__What you need to do__. Copy all lines of the listing that include the string "this".

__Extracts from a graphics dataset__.
____________________
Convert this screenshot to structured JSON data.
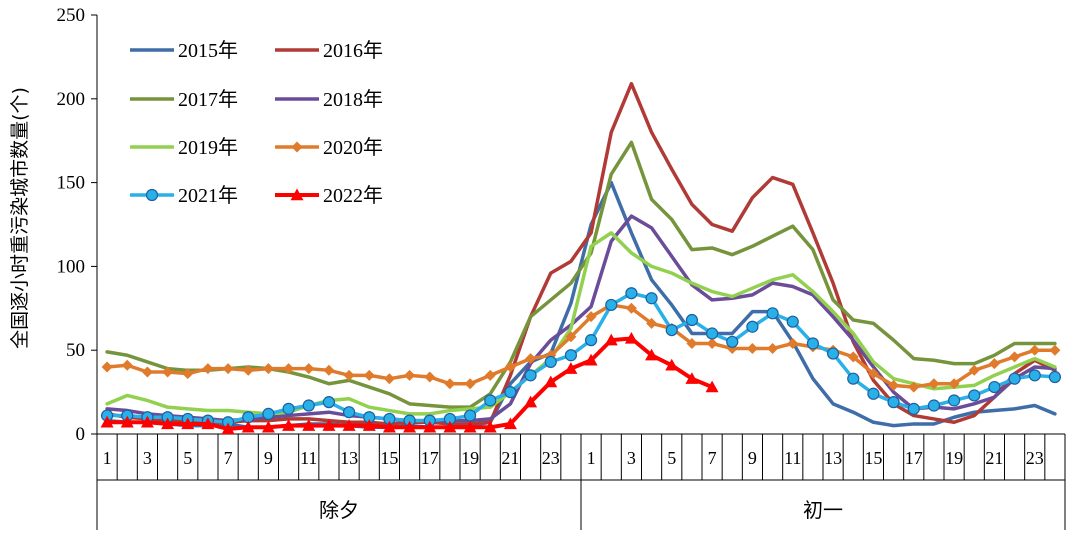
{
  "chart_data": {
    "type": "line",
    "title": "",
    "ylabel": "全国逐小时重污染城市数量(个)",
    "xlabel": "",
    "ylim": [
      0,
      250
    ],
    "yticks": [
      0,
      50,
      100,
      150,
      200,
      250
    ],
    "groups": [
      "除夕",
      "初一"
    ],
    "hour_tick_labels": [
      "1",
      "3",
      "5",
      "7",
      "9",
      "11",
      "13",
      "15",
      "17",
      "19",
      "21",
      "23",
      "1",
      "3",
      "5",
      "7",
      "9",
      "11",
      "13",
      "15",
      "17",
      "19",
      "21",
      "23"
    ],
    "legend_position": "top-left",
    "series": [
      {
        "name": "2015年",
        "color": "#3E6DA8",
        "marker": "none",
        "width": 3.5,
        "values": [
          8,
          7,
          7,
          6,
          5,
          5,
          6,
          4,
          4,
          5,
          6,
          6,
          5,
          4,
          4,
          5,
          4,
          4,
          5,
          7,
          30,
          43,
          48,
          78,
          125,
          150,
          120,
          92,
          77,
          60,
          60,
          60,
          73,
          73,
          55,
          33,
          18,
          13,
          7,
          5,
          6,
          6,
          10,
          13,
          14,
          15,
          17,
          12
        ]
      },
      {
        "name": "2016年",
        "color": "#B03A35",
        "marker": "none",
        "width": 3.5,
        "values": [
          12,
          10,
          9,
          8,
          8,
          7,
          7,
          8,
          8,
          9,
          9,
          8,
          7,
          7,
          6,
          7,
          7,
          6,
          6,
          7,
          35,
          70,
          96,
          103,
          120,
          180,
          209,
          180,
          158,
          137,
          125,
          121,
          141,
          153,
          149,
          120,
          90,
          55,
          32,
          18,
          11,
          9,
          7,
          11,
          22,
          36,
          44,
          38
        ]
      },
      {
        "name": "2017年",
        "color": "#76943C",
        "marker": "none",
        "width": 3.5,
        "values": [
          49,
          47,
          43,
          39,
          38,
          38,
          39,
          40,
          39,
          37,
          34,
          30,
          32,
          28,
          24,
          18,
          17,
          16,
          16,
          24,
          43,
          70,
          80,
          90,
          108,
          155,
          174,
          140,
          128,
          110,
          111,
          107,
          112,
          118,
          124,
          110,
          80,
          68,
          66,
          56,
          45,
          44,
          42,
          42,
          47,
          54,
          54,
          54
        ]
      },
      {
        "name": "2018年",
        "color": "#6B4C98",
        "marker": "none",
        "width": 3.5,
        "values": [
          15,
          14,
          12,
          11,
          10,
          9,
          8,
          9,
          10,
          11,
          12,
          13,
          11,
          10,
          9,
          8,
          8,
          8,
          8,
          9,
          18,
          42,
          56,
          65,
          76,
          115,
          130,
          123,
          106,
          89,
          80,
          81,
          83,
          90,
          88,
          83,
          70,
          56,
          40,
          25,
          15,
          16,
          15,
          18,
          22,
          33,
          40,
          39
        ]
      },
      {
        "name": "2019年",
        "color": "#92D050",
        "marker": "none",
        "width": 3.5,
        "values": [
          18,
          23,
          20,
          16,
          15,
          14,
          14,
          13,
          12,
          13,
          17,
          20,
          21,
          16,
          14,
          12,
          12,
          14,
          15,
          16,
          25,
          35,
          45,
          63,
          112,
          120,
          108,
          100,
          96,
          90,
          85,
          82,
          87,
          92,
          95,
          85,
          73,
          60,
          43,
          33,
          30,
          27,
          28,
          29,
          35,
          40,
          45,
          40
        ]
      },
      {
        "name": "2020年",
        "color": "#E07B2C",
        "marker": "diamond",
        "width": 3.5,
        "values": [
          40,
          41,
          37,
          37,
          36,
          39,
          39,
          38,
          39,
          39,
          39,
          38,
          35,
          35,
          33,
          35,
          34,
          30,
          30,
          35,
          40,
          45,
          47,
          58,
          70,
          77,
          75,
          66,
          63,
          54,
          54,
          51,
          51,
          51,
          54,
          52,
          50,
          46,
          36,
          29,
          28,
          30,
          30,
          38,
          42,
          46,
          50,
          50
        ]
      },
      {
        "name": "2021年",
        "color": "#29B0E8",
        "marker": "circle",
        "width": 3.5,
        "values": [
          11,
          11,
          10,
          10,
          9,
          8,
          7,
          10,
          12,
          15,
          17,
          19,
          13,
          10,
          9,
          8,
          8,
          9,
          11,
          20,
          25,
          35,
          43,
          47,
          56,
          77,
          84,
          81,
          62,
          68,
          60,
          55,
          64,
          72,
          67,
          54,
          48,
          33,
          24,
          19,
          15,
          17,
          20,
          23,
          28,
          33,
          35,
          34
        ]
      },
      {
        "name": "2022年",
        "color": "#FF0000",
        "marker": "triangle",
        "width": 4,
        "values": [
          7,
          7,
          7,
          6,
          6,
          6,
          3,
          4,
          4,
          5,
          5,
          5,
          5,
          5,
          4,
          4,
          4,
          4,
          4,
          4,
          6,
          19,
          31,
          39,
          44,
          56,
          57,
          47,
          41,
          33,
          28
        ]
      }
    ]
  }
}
____________________
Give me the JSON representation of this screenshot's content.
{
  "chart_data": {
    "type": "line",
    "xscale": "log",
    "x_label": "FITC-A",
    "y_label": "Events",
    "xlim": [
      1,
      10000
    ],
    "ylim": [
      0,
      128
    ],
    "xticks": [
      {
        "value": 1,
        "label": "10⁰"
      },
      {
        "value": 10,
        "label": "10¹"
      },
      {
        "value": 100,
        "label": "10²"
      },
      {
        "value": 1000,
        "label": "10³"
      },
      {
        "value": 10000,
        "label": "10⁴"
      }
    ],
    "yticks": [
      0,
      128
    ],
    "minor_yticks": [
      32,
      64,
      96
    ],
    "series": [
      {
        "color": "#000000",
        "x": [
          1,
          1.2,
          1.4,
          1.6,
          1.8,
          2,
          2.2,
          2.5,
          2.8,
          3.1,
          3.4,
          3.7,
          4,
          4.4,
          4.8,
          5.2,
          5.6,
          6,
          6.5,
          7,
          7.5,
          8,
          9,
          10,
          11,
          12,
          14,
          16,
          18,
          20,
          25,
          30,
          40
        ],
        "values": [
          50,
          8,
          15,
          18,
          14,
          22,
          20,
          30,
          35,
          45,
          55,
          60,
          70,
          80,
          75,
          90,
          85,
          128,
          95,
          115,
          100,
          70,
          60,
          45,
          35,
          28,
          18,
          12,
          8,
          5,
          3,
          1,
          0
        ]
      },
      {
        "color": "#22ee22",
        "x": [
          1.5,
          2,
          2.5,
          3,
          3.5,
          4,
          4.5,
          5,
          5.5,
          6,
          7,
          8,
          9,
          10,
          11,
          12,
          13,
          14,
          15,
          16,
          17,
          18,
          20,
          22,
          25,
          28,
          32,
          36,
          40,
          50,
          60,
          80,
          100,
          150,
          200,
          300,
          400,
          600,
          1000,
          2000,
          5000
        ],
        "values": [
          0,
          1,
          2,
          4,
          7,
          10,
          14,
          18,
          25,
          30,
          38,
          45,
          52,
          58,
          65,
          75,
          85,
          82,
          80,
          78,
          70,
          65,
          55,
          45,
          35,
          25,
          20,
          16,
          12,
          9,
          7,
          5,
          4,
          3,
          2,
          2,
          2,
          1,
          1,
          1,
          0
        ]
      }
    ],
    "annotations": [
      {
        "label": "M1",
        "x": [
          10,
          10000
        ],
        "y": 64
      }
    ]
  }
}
____________________
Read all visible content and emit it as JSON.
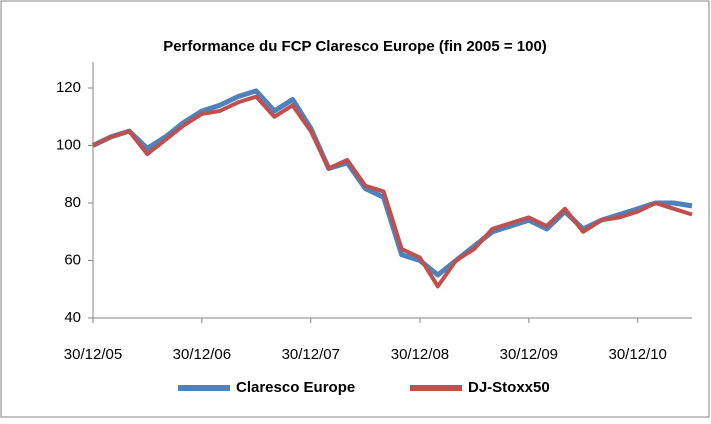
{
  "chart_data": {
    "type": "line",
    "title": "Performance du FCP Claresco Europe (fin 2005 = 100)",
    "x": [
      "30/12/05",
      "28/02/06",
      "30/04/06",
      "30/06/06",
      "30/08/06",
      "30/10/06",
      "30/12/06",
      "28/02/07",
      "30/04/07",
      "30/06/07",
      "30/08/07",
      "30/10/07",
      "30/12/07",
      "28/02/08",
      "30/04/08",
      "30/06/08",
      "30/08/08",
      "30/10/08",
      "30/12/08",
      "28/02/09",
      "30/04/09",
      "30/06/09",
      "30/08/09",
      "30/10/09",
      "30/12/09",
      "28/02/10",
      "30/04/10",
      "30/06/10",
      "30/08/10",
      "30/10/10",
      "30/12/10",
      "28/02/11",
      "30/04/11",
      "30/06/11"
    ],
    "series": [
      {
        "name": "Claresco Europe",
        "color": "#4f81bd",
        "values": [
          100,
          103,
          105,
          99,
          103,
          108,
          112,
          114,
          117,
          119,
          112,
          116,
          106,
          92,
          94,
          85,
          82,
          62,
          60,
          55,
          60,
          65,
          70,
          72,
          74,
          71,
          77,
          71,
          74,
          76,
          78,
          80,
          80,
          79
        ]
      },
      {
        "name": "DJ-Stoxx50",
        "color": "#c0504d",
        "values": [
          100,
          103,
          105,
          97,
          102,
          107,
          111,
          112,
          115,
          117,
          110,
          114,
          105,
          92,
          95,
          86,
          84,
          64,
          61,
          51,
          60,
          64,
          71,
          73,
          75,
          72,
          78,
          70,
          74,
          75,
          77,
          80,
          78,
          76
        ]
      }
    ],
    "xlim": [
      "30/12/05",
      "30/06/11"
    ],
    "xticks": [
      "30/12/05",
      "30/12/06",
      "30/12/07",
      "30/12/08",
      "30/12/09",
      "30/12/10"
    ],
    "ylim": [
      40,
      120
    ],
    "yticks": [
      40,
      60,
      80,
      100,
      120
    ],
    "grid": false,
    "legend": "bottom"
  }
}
____________________
__Response to the task__.
Convert this screenshot to structured JSON data.
Give me the JSON representation of this screenshot's content.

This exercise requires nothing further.